JSON Scraping
Many websites embed structured data directly in their HTML — product details in JSON-LD, page data in Next.js __NEXT_DATA__ scripts, or API payloads in SSR hydration. Spider can extract this structured data directly, bypassing the need to parse HTML. Set return_json_data: true to get the embedded JSON from any page.
Example JSON-LD Microformat
Extracting JSON-LD from a Page
Here is a practical example: extracting recipe data from a page that embeds JSON-LD structured data. The return_format: "empty" parameter tells Spider to skip the HTML content and only return the extracted JSON.
Scraping JSON from HTML Using API in Python
import requests
import os
headers = {
'Authorization': f'Bearer {os.getenv("SPIDER_API_KEY")}',
'Content-Type': 'application/json',
}
params = {
"url": "https://www.allrecipes.com/recipe/223312/nutella-hazelnut-cookies",
"return_format": "empty",
"return_json_data": True # Return the JSON data embedded in the HTML
}
response = requests.post(
'https://api.spider.cloud/scrape',
headers=headers,
json=params
)
print(response.json())Example Response
The JSON will be in the response under the other_scripts array:
Example Response JSON
{
"costs": {
"ai_cost": 0,
"file_cost": 0.0005,
"total_cost": 0.0005
},
"error": null,
"json_data": {
"other_scripts": [
{
"@context": "http://schema.org",
"@type": ["Recipe"],
"aggregateRating": {
"@type": "AggregateRating",
"ratingCount": "102",
"ratingValue": "4.7"
},
"author": [
{
"@type": "Person",
"name": "Carmella DiNardo"
}
],
"cookTime": "PT10M",
"datePublished": "2020-06-18T23:50:15.000-04:00",
"description": "Nutella cookies made with chocolate-hazelnut spread...",
"headline": "Nutella Cookies",
"name": "Nutella Cookies"
}
]
}
}Scrape Next.js SSR data embedded in the HTML
Using the same return_json_data parameter, we can also scrape the SSR data on Next.js pages and other similar JS frontend frameworks. Example response for SSR, the JSON object is found in the NEXT_DATA property:
Scraping Next.js SSR Data
[
{
"content": null,
"costs": {
"ai_cost": 0,
"bytes_transferred_cost": 0,
"compute_cost": 0,
"file_cost": 0.0005,
"total_cost": 0.0005,
"transform_cost": 0
},
"error": null,
"json_data": {
"NEXT_DATA": {
"props": {
"pageProps": {
"geo": {
"_id": "city:ca_san-jose",
"area_type": "city",
"city": "San Jose",
"state_code": "CA",
"country": "USA"
},
"pageType": "forSale",
"page": 1,
"properties": [
{
"property_id": "1143655170",
"list_price": 6498000,
"primary_photo": {
"href": "https://ap.rdcpix.com/..."
}
}
]
}
}
}
}
}
]

■ TO BE DONE ■
In the JSON scraping guide, list every field name that appears in the "costs" object of the Next.js SSR example response. Rely solely on the JSON scraping guide for what follows.

■ INFORMATION SHOWN ■
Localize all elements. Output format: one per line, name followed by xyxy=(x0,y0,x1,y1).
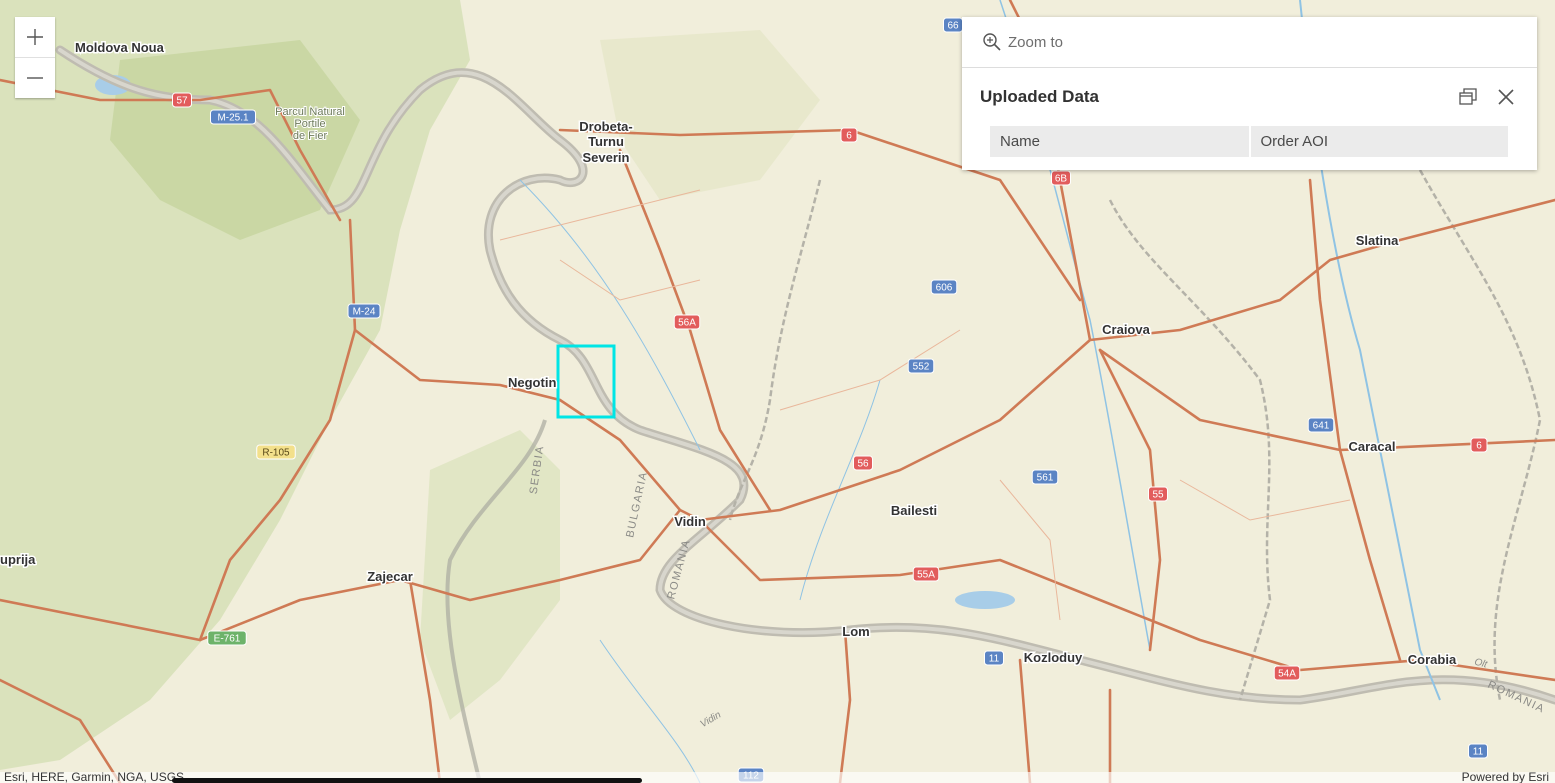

■ SOLUTION TO THIS PROBLEM ■
ai_cost, bytes_transferred_cost, compute_cost, file_cost, total_cost, transform_cost